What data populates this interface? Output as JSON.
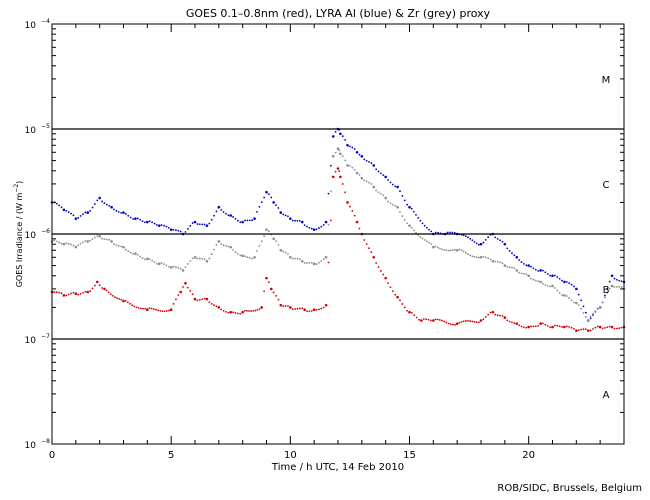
{
  "chart_data": {
    "type": "scatter",
    "title": "GOES 0.1–0.8nm (red), LYRA Al (blue) & Zr (grey) proxy",
    "xlabel": "Time / h UTC, 14 Feb 2010",
    "ylabel": "GOES Irradiance / (W m⁻²)",
    "ylabel_prefix": "GOES Irradiance / (W m",
    "ylabel_exp": "−2",
    "ylabel_suffix": ")",
    "y_scale": "log",
    "xlim": [
      0,
      24
    ],
    "ylim": [
      1e-08,
      0.0001
    ],
    "x_ticks": [
      0,
      5,
      10,
      15,
      20
    ],
    "x_tick_labels": [
      "0",
      "5",
      "10",
      "15",
      "20"
    ],
    "y_ticks": [
      {
        "value": 1e-08,
        "mantissa": "10",
        "exp": "−8"
      },
      {
        "value": 1e-07,
        "mantissa": "10",
        "exp": "−7"
      },
      {
        "value": 1e-06,
        "mantissa": "10",
        "exp": "−6"
      },
      {
        "value": 1e-05,
        "mantissa": "10",
        "exp": "−5"
      },
      {
        "value": 0.0001,
        "mantissa": "10",
        "exp": "−4"
      }
    ],
    "class_lines": [
      1e-07,
      1e-06,
      1e-05
    ],
    "class_labels": [
      {
        "label": "A",
        "value": 3e-08
      },
      {
        "label": "B",
        "value": 3e-07
      },
      {
        "label": "C",
        "value": 3e-06
      },
      {
        "label": "M",
        "value": 3e-05
      }
    ],
    "series": [
      {
        "name": "GOES 0.1–0.8nm",
        "color": "#d00000",
        "x": [
          0,
          0.5,
          1,
          1.5,
          1.9,
          2.2,
          3,
          4,
          5,
          5.4,
          5.6,
          6,
          6.5,
          7,
          7.5,
          8,
          8.8,
          9,
          9.2,
          9.6,
          10,
          10.6,
          11,
          11.5,
          11.8,
          12,
          12.1,
          12.4,
          12.8,
          13,
          13.5,
          14,
          14.5,
          15,
          15.5,
          16,
          17,
          18,
          18.5,
          19,
          19.5,
          20,
          20.5,
          21,
          21.5,
          22,
          22.5,
          23,
          23.5,
          24
        ],
        "y": [
          2.8e-07,
          2.6e-07,
          2.7e-07,
          2.8e-07,
          3.5e-07,
          3e-07,
          2.3e-07,
          1.9e-07,
          1.9e-07,
          2.8e-07,
          3.4e-07,
          2.4e-07,
          2.4e-07,
          2e-07,
          1.8e-07,
          1.8e-07,
          2e-07,
          3.8e-07,
          3e-07,
          2.1e-07,
          2e-07,
          1.9e-07,
          1.9e-07,
          2.1e-07,
          3.5e-06,
          4.2e-06,
          3.5e-06,
          2e-06,
          1.3e-06,
          1e-06,
          6e-07,
          3.8e-07,
          2.5e-07,
          1.8e-07,
          1.5e-07,
          1.5e-07,
          1.4e-07,
          1.5e-07,
          1.8e-07,
          1.6e-07,
          1.4e-07,
          1.3e-07,
          1.4e-07,
          1.3e-07,
          1.3e-07,
          1.2e-07,
          1.2e-07,
          1.3e-07,
          1.3e-07,
          1.3e-07
        ]
      },
      {
        "name": "LYRA Al proxy",
        "color": "#0000c8",
        "x": [
          0,
          0.5,
          1,
          1.5,
          2,
          2.5,
          3,
          3.5,
          4,
          4.5,
          5,
          5.5,
          6,
          6.5,
          7,
          7.5,
          8,
          8.5,
          9,
          9.3,
          9.6,
          10,
          10.5,
          11,
          11.5,
          11.8,
          12,
          12.1,
          12.4,
          12.8,
          13,
          13.5,
          14,
          14.5,
          15,
          16,
          16.5,
          17,
          18,
          18.5,
          19,
          19.5,
          20,
          20.5,
          21,
          21.5,
          22,
          22.5,
          23,
          23.5,
          24
        ],
        "y": [
          2e-06,
          1.7e-06,
          1.4e-06,
          1.6e-06,
          2.2e-06,
          1.8e-06,
          1.6e-06,
          1.4e-06,
          1.3e-06,
          1.2e-06,
          1.1e-06,
          1e-06,
          1.3e-06,
          1.2e-06,
          1.8e-06,
          1.5e-06,
          1.3e-06,
          1.4e-06,
          2.5e-06,
          2e-06,
          1.6e-06,
          1.4e-06,
          1.3e-06,
          1.1e-06,
          1.3e-06,
          8.5e-06,
          1e-05,
          9e-06,
          7e-06,
          6e-06,
          5.5e-06,
          4.5e-06,
          3.5e-06,
          2.8e-06,
          1.8e-06,
          1e-06,
          1e-06,
          1e-06,
          8e-07,
          1e-06,
          8e-07,
          6e-07,
          5e-07,
          4.5e-07,
          4e-07,
          3.5e-07,
          3e-07,
          1.5e-07,
          2e-07,
          4e-07,
          3.5e-07
        ]
      },
      {
        "name": "LYRA Zr proxy",
        "color": "#8c8c8c",
        "x": [
          0,
          0.5,
          1,
          1.5,
          2,
          2.5,
          3,
          3.5,
          4,
          4.5,
          5,
          5.5,
          6,
          6.5,
          7,
          7.5,
          8,
          8.5,
          9,
          9.3,
          9.6,
          10,
          10.5,
          11,
          11.5,
          11.8,
          12,
          12.1,
          12.4,
          12.8,
          13,
          13.5,
          14,
          14.5,
          15,
          16,
          17,
          18,
          18.5,
          19,
          19.5,
          20,
          20.5,
          21,
          21.5,
          22,
          22.5,
          23,
          23.5,
          24
        ],
        "y": [
          8.5e-07,
          8e-07,
          7.5e-07,
          8.5e-07,
          9.5e-07,
          8.5e-07,
          7.5e-07,
          6.5e-07,
          5.8e-07,
          5.2e-07,
          4.8e-07,
          4.5e-07,
          6e-07,
          5.5e-07,
          8.5e-07,
          7.5e-07,
          6.2e-07,
          6e-07,
          1.1e-06,
          9e-07,
          7e-07,
          6e-07,
          5.5e-07,
          5.2e-07,
          6e-07,
          5.5e-06,
          6.5e-06,
          5.8e-06,
          4.5e-06,
          3.8e-06,
          3.4e-06,
          2.8e-06,
          2.2e-06,
          1.8e-06,
          1.2e-06,
          7.5e-07,
          7e-07,
          6e-07,
          5.5e-07,
          5e-07,
          4.5e-07,
          4e-07,
          3.5e-07,
          3.2e-07,
          2.6e-07,
          2.2e-07,
          1.5e-07,
          2e-07,
          3.2e-07,
          3e-07
        ]
      }
    ]
  },
  "credit": "ROB/SIDC, Brussels, Belgium"
}
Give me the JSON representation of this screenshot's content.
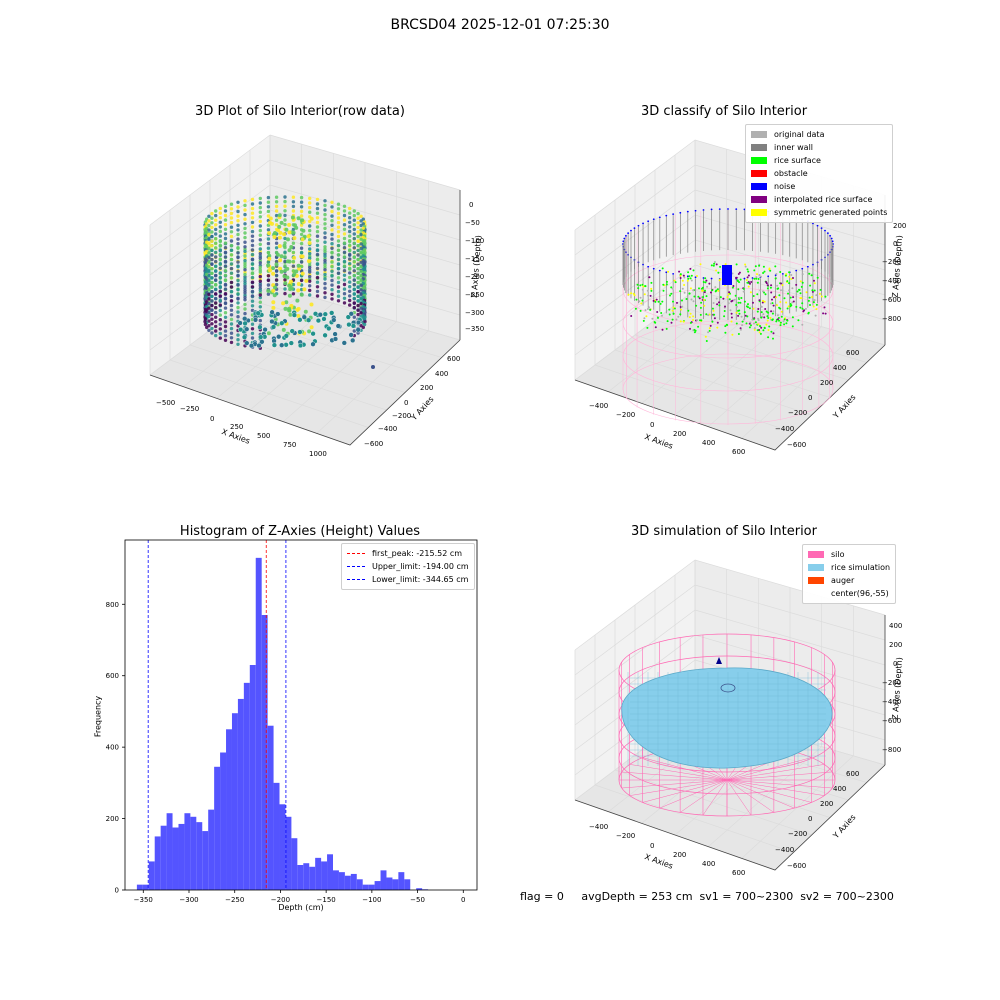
{
  "figure": {
    "suptitle": "BRCSD04 2025-12-01 07:25:30",
    "footer": "flag = 0     avgDepth = 253 cm  sv1 = 700~2300  sv2 = 700~2300"
  },
  "panels": {
    "p1": {
      "title": "3D Plot of Silo Interior(row data)",
      "xlabel": "X Axies",
      "ylabel": "Y Axies",
      "zlabel": "Z Axies (Depth)",
      "xticks": [
        "−500",
        "−250",
        "0",
        "250",
        "500",
        "750",
        "1000"
      ],
      "yticks": [
        "600",
        "400",
        "200",
        "0",
        "−200",
        "−400",
        "−600"
      ],
      "zticks": [
        "0",
        "−50",
        "−100",
        "−150",
        "−200",
        "−250",
        "−300",
        "−350"
      ]
    },
    "p2": {
      "title": "3D classify of Silo Interior",
      "xlabel": "X Axies",
      "ylabel": "Y Axies",
      "zlabel": "Z Axies (Depth)",
      "xticks": [
        "−400",
        "−200",
        "0",
        "200",
        "400",
        "600"
      ],
      "yticks": [
        "600",
        "400",
        "200",
        "0",
        "−200",
        "−400",
        "−600"
      ],
      "zticks": [
        "200",
        "0",
        "−200",
        "−400",
        "−600",
        "−800"
      ],
      "legend": [
        {
          "label": "original data",
          "color": "#b0b0b0"
        },
        {
          "label": "inner wall",
          "color": "#808080"
        },
        {
          "label": "rice surface",
          "color": "#00ff00"
        },
        {
          "label": "obstacle",
          "color": "#ff0000"
        },
        {
          "label": "noise",
          "color": "#0000ff"
        },
        {
          "label": "interpolated rice surface",
          "color": "#800080"
        },
        {
          "label": "symmetric generated points",
          "color": "#ffff00"
        }
      ]
    },
    "p4": {
      "title": "3D simulation of Silo Interior",
      "xlabel": "X Axies",
      "ylabel": "Y Axies",
      "zlabel": "Z Axies (Depth)",
      "xticks": [
        "−400",
        "−200",
        "0",
        "200",
        "400",
        "600"
      ],
      "yticks": [
        "600",
        "400",
        "200",
        "0",
        "−200",
        "−400",
        "−600"
      ],
      "zticks": [
        "400",
        "200",
        "0",
        "−200",
        "−400",
        "−600",
        "−800"
      ],
      "legend": [
        {
          "label": "silo",
          "color": "#ff69b4"
        },
        {
          "label": "rice simulation",
          "color": "#87ceeb"
        },
        {
          "label": "auger",
          "color": "#ff4500"
        },
        {
          "label": "center(96,-55)",
          "color": ""
        }
      ]
    }
  },
  "colors": {
    "hist_bar": "#4b4bff",
    "first_peak": "#ff0000",
    "limits": "#0000ff",
    "pane": "#f2f2f2",
    "grid": "#dcdcdc",
    "silo": "#ff69b4",
    "rice": "#87ceeb"
  },
  "chart_data": {
    "type": "bar",
    "title": "Histogram of Z-Axies (Height) Values",
    "xlabel": "Depth (cm)",
    "ylabel": "Frequency",
    "xlim": [
      -370,
      15
    ],
    "ylim": [
      0,
      980
    ],
    "xticks": [
      -350,
      -300,
      -250,
      -200,
      -150,
      -100,
      -50,
      0
    ],
    "yticks": [
      0,
      200,
      400,
      600,
      800
    ],
    "bin_width": 6.5,
    "bins": [
      {
        "x": -357,
        "count": 15
      },
      {
        "x": -350.5,
        "count": 15
      },
      {
        "x": -344,
        "count": 80
      },
      {
        "x": -337.5,
        "count": 150
      },
      {
        "x": -331,
        "count": 180
      },
      {
        "x": -324.5,
        "count": 215
      },
      {
        "x": -318,
        "count": 175
      },
      {
        "x": -311.5,
        "count": 185
      },
      {
        "x": -305,
        "count": 215
      },
      {
        "x": -298.5,
        "count": 205
      },
      {
        "x": -292,
        "count": 190
      },
      {
        "x": -285.5,
        "count": 165
      },
      {
        "x": -279,
        "count": 225
      },
      {
        "x": -272.5,
        "count": 345
      },
      {
        "x": -266,
        "count": 385
      },
      {
        "x": -259.5,
        "count": 450
      },
      {
        "x": -253,
        "count": 495
      },
      {
        "x": -246.5,
        "count": 535
      },
      {
        "x": -240,
        "count": 580
      },
      {
        "x": -233.5,
        "count": 630
      },
      {
        "x": -227,
        "count": 930
      },
      {
        "x": -220.5,
        "count": 770
      },
      {
        "x": -214,
        "count": 460
      },
      {
        "x": -207.5,
        "count": 300
      },
      {
        "x": -201,
        "count": 240
      },
      {
        "x": -194.5,
        "count": 205
      },
      {
        "x": -188,
        "count": 145
      },
      {
        "x": -181.5,
        "count": 70
      },
      {
        "x": -175,
        "count": 75
      },
      {
        "x": -168.5,
        "count": 65
      },
      {
        "x": -162,
        "count": 90
      },
      {
        "x": -155.5,
        "count": 80
      },
      {
        "x": -149,
        "count": 100
      },
      {
        "x": -142.5,
        "count": 55
      },
      {
        "x": -136,
        "count": 50
      },
      {
        "x": -129.5,
        "count": 40
      },
      {
        "x": -123,
        "count": 45
      },
      {
        "x": -116.5,
        "count": 30
      },
      {
        "x": -110,
        "count": 15
      },
      {
        "x": -103.5,
        "count": 15
      },
      {
        "x": -97,
        "count": 25
      },
      {
        "x": -90.5,
        "count": 55
      },
      {
        "x": -84,
        "count": 35
      },
      {
        "x": -77.5,
        "count": 30
      },
      {
        "x": -71,
        "count": 50
      },
      {
        "x": -64.5,
        "count": 30
      },
      {
        "x": -51.5,
        "count": 5
      },
      {
        "x": -45,
        "count": 2
      }
    ],
    "vlines": [
      {
        "name": "first_peak: -215.52 cm",
        "x": -215.52,
        "color": "#ff0000"
      },
      {
        "name": "Upper_limit: -194.00 cm",
        "x": -194.0,
        "color": "#0000ff"
      },
      {
        "name": "Lower_limit: -344.65 cm",
        "x": -344.65,
        "color": "#0000ff"
      }
    ],
    "legend": "top-right"
  }
}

* [JOB] Your answer should be a single number: how many lines of the material contain the word "Irradiance".

* [THE REPLY] 2